Dataset entries

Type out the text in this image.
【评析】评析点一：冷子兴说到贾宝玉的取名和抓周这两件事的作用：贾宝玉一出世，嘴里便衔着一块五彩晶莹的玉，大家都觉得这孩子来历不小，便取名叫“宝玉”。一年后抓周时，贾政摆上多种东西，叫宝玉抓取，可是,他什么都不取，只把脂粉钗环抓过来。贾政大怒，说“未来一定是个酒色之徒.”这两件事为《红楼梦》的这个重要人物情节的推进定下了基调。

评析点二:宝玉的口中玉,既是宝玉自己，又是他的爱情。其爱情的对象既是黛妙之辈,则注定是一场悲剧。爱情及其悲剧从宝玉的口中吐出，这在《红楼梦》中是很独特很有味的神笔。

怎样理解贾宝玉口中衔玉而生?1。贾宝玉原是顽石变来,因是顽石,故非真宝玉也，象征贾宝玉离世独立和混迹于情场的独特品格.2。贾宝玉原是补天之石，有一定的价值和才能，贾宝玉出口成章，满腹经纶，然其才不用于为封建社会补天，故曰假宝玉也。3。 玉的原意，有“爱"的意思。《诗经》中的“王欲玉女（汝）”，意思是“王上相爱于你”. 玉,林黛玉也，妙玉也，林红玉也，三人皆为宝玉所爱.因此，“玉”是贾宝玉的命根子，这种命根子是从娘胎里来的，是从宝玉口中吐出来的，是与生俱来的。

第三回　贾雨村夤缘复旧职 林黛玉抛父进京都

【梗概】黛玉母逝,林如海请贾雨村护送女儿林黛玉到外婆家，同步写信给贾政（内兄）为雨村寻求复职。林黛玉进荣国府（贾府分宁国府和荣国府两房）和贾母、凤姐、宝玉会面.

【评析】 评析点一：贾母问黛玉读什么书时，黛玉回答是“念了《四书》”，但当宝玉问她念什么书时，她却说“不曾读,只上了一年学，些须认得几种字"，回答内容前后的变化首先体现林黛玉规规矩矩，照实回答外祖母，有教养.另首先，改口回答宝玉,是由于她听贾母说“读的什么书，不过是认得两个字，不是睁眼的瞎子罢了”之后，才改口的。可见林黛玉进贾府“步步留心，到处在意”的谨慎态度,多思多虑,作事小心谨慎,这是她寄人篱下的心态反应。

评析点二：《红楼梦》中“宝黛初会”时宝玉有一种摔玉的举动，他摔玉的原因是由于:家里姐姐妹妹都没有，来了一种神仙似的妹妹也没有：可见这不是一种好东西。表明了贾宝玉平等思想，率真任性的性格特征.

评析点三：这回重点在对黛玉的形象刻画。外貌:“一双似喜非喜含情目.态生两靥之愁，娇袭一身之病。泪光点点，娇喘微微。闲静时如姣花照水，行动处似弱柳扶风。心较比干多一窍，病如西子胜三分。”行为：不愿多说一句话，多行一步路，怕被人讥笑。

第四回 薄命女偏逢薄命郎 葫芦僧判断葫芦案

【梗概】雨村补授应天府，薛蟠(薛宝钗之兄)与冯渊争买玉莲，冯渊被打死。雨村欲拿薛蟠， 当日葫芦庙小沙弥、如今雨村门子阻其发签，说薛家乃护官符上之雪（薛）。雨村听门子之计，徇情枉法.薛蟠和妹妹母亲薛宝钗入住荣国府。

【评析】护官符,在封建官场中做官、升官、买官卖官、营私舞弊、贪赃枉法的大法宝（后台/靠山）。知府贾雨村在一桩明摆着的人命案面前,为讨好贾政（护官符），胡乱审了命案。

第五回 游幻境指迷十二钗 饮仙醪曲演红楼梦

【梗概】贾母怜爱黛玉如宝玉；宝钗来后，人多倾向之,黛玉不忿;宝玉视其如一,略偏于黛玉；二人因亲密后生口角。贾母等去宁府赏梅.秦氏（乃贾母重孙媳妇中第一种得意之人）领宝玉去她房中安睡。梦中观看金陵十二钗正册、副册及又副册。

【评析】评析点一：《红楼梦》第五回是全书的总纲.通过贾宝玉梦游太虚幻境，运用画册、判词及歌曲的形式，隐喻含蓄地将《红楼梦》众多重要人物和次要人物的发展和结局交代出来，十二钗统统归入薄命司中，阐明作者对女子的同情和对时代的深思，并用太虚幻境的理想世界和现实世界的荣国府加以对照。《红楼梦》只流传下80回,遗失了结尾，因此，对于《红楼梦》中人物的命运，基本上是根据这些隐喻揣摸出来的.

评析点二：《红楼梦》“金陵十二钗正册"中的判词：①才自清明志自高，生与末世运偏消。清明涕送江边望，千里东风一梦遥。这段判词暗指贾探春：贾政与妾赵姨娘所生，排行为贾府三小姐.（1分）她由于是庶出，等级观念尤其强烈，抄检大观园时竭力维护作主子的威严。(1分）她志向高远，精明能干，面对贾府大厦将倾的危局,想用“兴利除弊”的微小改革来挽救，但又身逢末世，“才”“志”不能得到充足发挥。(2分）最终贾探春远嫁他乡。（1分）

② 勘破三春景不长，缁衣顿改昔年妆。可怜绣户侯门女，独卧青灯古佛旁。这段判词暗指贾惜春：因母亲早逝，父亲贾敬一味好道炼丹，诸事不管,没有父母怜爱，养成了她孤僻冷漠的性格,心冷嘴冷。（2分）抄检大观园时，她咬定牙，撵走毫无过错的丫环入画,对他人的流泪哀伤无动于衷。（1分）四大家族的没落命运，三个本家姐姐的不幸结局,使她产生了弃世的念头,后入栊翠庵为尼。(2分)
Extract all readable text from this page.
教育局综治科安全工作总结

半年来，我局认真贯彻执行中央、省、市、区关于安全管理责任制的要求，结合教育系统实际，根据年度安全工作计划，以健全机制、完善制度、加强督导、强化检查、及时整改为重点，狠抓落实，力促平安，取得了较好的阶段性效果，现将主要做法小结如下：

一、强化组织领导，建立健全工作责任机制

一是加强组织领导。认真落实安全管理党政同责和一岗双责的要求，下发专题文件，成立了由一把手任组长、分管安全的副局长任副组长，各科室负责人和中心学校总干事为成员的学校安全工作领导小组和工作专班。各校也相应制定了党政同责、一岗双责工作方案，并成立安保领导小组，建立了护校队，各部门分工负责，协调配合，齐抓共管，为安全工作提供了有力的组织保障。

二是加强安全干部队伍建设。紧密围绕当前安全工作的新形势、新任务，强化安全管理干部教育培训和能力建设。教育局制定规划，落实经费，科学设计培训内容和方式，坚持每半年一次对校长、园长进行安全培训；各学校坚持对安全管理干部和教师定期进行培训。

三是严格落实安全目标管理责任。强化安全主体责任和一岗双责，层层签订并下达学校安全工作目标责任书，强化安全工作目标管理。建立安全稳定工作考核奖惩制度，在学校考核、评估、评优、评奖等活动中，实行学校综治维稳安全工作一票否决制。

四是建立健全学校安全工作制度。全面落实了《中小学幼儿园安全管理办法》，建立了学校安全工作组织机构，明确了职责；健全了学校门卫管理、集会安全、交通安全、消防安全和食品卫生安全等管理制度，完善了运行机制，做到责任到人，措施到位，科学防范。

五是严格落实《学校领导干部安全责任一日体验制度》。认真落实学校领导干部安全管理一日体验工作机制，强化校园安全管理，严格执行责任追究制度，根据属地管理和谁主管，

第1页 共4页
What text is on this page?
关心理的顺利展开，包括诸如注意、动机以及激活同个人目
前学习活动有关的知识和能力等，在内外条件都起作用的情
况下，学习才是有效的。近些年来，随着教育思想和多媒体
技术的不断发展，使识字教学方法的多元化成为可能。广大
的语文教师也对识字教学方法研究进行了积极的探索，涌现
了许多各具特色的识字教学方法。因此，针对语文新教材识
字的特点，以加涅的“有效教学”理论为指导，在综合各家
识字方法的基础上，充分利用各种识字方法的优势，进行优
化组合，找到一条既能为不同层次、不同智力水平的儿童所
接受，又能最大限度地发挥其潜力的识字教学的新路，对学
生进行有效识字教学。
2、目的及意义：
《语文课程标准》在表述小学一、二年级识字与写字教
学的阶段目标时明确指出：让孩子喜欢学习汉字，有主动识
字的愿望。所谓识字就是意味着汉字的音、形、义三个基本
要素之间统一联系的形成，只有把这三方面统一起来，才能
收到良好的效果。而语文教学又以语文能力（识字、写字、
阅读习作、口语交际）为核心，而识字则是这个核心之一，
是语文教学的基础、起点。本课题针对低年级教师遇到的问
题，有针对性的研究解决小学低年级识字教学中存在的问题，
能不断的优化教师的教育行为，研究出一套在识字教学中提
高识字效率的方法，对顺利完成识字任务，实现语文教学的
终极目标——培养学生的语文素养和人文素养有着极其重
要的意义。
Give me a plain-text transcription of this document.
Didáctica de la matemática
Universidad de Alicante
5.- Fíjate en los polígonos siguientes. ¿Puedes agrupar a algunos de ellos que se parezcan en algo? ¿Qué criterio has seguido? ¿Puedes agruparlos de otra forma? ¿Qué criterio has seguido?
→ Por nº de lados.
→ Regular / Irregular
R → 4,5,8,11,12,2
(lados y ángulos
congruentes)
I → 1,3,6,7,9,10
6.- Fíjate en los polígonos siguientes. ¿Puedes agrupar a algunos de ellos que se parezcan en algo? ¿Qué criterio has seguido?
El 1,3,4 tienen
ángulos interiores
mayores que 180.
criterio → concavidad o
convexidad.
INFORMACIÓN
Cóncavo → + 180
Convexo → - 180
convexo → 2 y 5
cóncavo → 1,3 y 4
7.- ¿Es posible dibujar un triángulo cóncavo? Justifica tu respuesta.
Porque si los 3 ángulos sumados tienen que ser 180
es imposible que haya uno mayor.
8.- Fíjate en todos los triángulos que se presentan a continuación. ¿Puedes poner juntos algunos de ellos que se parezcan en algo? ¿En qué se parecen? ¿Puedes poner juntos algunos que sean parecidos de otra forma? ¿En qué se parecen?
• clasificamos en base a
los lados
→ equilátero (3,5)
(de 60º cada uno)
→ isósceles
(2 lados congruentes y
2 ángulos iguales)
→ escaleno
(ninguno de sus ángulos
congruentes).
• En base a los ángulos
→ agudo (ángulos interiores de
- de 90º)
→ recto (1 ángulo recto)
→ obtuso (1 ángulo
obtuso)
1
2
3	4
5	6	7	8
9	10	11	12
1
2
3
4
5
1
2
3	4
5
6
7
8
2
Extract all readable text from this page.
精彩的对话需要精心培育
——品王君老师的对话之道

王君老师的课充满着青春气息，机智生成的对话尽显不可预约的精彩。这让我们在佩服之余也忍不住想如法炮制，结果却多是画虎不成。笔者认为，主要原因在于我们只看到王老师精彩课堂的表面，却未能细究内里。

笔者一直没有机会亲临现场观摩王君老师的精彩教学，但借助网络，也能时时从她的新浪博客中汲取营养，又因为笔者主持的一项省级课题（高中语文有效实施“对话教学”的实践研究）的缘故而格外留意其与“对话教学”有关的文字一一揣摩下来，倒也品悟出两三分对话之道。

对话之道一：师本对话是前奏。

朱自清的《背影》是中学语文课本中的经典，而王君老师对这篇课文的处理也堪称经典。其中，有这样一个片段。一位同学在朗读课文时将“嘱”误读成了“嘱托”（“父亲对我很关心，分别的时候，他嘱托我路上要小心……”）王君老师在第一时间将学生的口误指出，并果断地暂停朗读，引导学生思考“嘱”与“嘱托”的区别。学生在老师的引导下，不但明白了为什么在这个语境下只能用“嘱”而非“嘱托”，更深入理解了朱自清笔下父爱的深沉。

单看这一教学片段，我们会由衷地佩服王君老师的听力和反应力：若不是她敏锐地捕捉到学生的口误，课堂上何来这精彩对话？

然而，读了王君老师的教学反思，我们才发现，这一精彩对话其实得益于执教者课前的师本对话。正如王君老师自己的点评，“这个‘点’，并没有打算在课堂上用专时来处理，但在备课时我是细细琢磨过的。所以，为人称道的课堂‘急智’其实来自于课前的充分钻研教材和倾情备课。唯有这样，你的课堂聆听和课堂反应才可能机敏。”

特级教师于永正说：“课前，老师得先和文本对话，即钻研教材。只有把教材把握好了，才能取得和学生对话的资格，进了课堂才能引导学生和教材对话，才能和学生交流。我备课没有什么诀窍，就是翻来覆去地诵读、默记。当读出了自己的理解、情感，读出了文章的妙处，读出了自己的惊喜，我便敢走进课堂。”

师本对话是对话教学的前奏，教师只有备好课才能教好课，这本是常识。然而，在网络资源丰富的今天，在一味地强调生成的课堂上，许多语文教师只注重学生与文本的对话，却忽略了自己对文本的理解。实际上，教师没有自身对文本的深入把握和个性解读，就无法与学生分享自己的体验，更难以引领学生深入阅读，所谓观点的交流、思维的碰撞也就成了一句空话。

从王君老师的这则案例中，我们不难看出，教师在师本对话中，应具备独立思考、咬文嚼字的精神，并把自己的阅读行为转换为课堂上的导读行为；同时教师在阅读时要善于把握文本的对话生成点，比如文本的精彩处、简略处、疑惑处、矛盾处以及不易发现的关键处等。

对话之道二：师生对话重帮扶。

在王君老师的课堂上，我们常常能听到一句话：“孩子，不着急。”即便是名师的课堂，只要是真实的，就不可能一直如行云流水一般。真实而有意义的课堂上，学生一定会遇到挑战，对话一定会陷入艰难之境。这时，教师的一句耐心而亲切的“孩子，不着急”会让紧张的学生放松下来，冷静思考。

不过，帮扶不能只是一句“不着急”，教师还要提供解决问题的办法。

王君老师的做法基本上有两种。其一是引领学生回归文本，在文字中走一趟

* _EXERCISE_: Among the entries above, how many lines include the word "seguido"? Reply with the number only.

* _OUTPUT FOR THIS TASK_: 2